Records provided start

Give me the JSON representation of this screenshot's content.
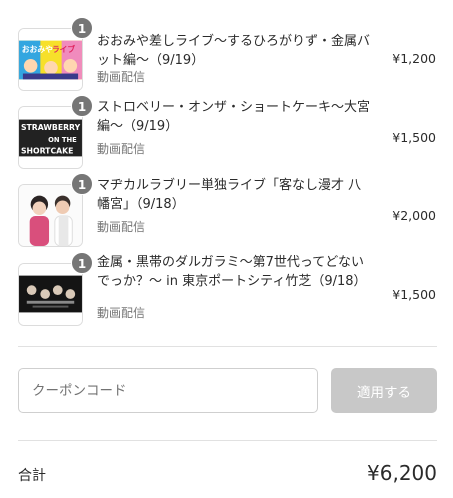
{
  "items": [
    {
      "quantity": "1",
      "title": "おおみや差しライブ〜するひろがりず・金属バット編〜（9/19）",
      "type": "動画配信",
      "price": "¥1,200",
      "thumbnail_text": [
        "おおみや",
        "ライブ"
      ]
    },
    {
      "quantity": "1",
      "title": "ストロベリー・オンザ・ショートケーキ〜大宮編〜（9/19）",
      "type": "動画配信",
      "price": "¥1,500",
      "thumbnail_text": [
        "STRAWBERRY",
        "ON THE",
        "SHORTCAKE"
      ]
    },
    {
      "quantity": "1",
      "title": "マヂカルラブリー単独ライブ「客なし漫才 八幡宮」（9/18）",
      "type": "動画配信",
      "price": "¥2,000",
      "thumbnail_text": []
    },
    {
      "quantity": "1",
      "title": "金属・黒帯のダルガラミ〜第7世代ってどないでっか？〜 in 東京ポートシティ竹芝（9/18）",
      "type": "動画配信",
      "price": "¥1,500",
      "thumbnail_text": []
    }
  ],
  "coupon": {
    "placeholder": "クーポンコード",
    "apply_label": "適用する"
  },
  "total": {
    "label": "合計",
    "value": "¥6,200"
  },
  "colors": {
    "badge": "#767676",
    "apply_button_disabled": "#c8c8c8",
    "divider": "#e1e1e1"
  }
}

Records provided end

Task requirements » Every line above should be repeated exactly; pictures stay out of the copy.

Answer below »
Give me the JSON representation of this screenshot's content.
{
  "items": [
    {
      "quantity": "1",
      "title": "おおみや差しライブ〜するひろがりず・金属バット編〜（9/19）",
      "type": "動画配信",
      "price": "¥1,200",
      "thumbnail_text": [
        "おおみや",
        "ライブ"
      ]
    },
    {
      "quantity": "1",
      "title": "ストロベリー・オンザ・ショートケーキ〜大宮編〜（9/19）",
      "type": "動画配信",
      "price": "¥1,500",
      "thumbnail_text": [
        "STRAWBERRY",
        "ON THE",
        "SHORTCAKE"
      ]
    },
    {
      "quantity": "1",
      "title": "マヂカルラブリー単独ライブ「客なし漫才 八幡宮」（9/18）",
      "type": "動画配信",
      "price": "¥2,000",
      "thumbnail_text": []
    },
    {
      "quantity": "1",
      "title": "金属・黒帯のダルガラミ〜第7世代ってどないでっか？〜 in 東京ポートシティ竹芝（9/18）",
      "type": "動画配信",
      "price": "¥1,500",
      "thumbnail_text": []
    }
  ],
  "coupon": {
    "placeholder": "クーポンコード",
    "apply_label": "適用する"
  },
  "total": {
    "label": "合計",
    "value": "¥6,200"
  },
  "colors": {
    "badge": "#767676",
    "apply_button_disabled": "#c8c8c8",
    "divider": "#e1e1e1"
  }
}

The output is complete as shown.